## BEGIN Information provided

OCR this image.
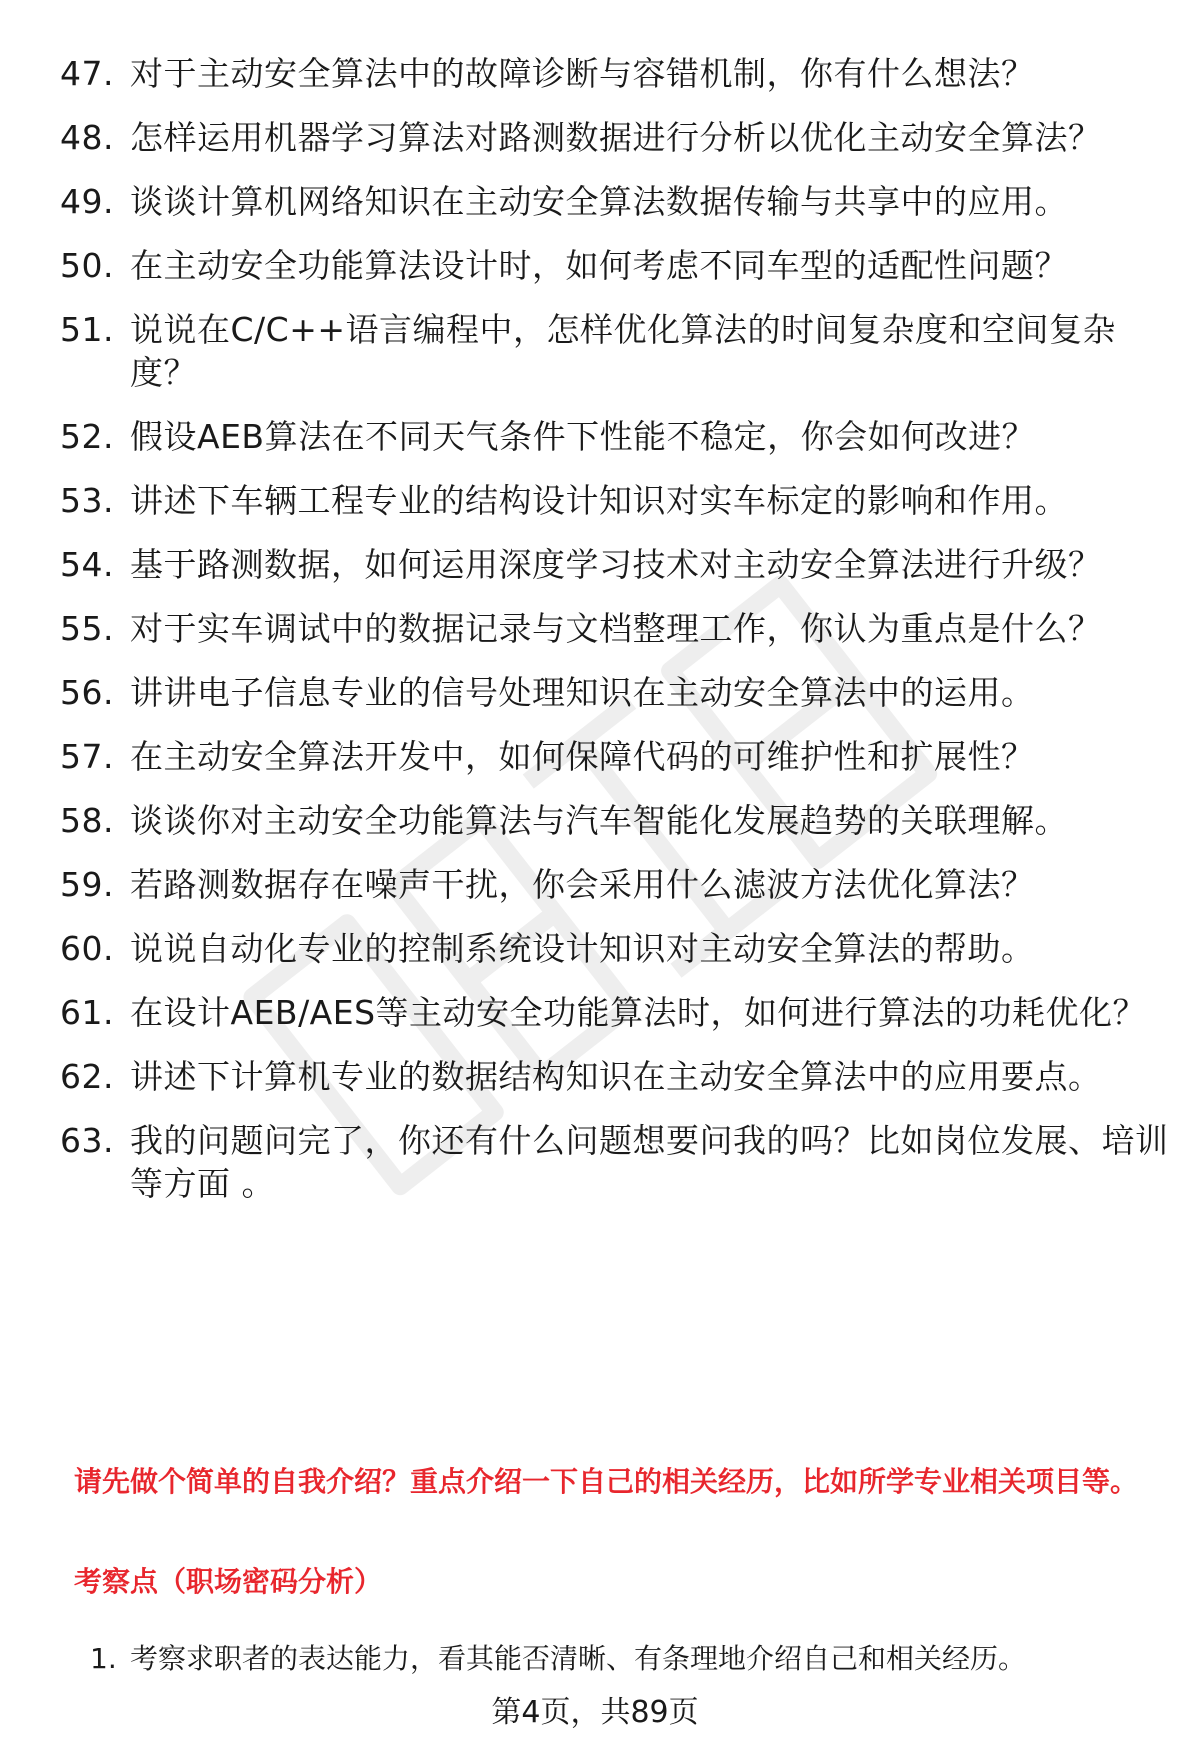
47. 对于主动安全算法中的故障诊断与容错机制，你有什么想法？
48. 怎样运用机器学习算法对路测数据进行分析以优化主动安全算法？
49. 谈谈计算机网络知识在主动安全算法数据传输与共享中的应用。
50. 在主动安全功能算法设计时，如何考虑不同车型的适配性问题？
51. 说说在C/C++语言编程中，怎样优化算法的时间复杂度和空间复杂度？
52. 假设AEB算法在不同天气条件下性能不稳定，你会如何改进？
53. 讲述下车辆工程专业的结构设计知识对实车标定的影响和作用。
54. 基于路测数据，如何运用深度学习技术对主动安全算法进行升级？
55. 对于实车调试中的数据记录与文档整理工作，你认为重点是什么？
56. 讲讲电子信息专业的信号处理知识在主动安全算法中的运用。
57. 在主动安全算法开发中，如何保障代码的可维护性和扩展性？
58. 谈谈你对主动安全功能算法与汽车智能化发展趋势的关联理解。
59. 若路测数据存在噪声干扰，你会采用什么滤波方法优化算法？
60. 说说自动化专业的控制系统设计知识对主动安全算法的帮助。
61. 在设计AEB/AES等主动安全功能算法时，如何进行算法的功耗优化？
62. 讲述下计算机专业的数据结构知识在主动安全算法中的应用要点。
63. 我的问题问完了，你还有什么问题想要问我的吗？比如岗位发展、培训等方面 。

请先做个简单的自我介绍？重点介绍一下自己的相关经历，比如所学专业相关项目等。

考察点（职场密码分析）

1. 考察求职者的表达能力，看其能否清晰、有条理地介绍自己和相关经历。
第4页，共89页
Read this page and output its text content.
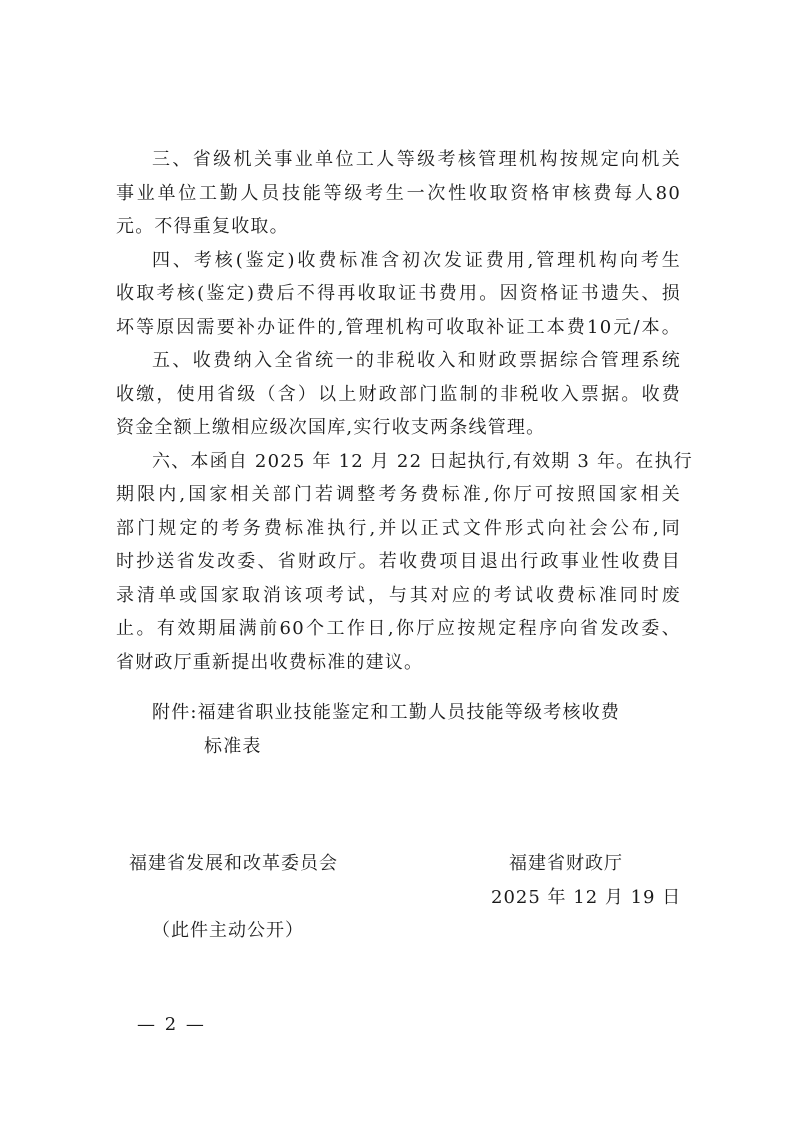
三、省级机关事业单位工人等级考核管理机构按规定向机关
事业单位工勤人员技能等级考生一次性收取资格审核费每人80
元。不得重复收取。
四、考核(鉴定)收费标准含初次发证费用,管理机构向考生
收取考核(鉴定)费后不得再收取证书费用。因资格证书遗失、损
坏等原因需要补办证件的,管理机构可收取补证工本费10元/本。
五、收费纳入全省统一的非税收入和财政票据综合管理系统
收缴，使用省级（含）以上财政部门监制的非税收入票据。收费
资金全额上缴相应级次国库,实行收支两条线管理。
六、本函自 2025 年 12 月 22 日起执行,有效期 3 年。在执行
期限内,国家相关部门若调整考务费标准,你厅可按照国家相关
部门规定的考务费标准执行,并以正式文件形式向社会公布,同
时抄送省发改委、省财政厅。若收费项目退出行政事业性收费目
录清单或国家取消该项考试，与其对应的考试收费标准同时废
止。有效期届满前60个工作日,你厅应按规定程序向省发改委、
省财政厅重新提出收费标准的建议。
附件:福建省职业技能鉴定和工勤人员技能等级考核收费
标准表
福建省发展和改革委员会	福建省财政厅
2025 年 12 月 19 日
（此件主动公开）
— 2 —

## END Information provided
## BEGIN Information provided

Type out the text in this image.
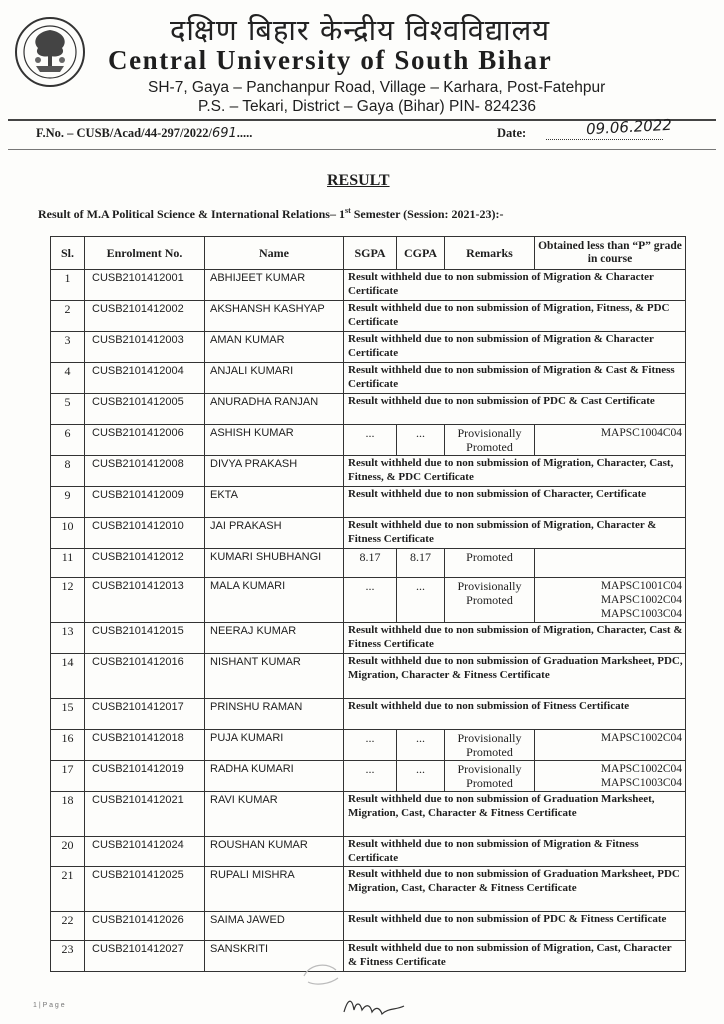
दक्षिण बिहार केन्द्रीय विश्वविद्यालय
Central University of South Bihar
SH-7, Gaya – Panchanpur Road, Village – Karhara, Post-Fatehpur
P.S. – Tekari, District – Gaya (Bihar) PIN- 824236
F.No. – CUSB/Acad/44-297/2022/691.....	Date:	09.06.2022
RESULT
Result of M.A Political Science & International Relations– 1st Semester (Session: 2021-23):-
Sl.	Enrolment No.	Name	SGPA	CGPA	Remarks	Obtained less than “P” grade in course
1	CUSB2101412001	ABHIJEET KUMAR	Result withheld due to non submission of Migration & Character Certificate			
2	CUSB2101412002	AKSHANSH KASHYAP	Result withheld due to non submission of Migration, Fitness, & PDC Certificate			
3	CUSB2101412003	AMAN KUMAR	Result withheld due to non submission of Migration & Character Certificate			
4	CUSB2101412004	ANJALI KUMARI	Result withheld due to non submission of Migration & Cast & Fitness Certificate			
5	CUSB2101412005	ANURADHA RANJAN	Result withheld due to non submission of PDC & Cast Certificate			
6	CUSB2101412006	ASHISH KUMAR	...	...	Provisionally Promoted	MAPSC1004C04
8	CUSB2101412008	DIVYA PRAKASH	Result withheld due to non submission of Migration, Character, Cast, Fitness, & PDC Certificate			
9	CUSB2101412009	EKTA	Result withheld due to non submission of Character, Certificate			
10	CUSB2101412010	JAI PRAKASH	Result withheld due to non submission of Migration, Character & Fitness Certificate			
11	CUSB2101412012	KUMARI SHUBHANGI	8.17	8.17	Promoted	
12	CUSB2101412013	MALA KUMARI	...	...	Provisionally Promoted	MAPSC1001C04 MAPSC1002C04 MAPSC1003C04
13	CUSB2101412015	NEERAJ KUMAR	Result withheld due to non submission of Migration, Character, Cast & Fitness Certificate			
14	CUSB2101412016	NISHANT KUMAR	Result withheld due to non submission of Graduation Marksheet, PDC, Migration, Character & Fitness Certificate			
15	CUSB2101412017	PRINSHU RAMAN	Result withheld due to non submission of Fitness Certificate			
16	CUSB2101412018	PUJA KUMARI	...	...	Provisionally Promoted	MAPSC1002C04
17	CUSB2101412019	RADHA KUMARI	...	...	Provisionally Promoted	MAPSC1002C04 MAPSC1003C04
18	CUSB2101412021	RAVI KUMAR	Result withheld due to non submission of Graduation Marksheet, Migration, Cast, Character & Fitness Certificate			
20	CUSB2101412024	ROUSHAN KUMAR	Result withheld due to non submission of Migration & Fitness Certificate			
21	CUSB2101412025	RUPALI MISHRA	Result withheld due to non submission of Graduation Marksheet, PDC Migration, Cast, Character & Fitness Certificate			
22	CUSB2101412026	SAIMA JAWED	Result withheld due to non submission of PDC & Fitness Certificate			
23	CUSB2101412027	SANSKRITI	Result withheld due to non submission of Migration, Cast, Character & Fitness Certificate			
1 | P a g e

## END Information provided
## BEGIN Information provided

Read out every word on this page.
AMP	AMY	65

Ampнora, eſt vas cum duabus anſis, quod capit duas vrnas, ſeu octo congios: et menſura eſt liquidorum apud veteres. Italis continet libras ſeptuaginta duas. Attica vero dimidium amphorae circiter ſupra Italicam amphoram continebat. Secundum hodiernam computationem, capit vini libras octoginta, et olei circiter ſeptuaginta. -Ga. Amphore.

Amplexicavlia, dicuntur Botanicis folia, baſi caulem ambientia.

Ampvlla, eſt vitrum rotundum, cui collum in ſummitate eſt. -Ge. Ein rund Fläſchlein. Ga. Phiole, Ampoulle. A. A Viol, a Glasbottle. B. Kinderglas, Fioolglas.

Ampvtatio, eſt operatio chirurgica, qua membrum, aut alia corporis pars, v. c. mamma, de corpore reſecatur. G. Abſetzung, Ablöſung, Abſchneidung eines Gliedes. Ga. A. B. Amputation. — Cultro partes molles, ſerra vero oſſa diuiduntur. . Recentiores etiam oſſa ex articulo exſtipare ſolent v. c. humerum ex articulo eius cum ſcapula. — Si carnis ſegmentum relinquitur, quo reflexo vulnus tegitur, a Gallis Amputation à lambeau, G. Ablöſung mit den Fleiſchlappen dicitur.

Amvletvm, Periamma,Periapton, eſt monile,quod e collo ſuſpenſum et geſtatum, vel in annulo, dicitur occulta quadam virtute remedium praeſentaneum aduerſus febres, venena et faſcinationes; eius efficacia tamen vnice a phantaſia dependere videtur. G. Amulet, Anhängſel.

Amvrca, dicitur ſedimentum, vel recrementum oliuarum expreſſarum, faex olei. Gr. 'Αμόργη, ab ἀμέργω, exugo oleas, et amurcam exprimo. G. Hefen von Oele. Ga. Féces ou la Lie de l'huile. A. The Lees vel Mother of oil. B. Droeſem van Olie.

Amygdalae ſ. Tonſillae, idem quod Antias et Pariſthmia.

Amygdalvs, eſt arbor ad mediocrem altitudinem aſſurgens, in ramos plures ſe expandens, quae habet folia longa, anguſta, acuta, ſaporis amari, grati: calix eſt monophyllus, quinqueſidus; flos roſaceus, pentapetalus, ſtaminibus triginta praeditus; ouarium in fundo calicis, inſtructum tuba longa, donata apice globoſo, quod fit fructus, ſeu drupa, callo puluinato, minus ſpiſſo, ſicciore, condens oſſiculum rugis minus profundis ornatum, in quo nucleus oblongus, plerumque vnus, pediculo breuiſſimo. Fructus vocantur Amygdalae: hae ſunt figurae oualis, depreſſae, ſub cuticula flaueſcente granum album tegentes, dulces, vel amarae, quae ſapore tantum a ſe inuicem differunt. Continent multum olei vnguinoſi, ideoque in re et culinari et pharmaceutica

## END Information provided

Task details
Search the entries for the word "Read", then gather every line that has it.

Result
Read this page and output its text content.
Read out every word on this page.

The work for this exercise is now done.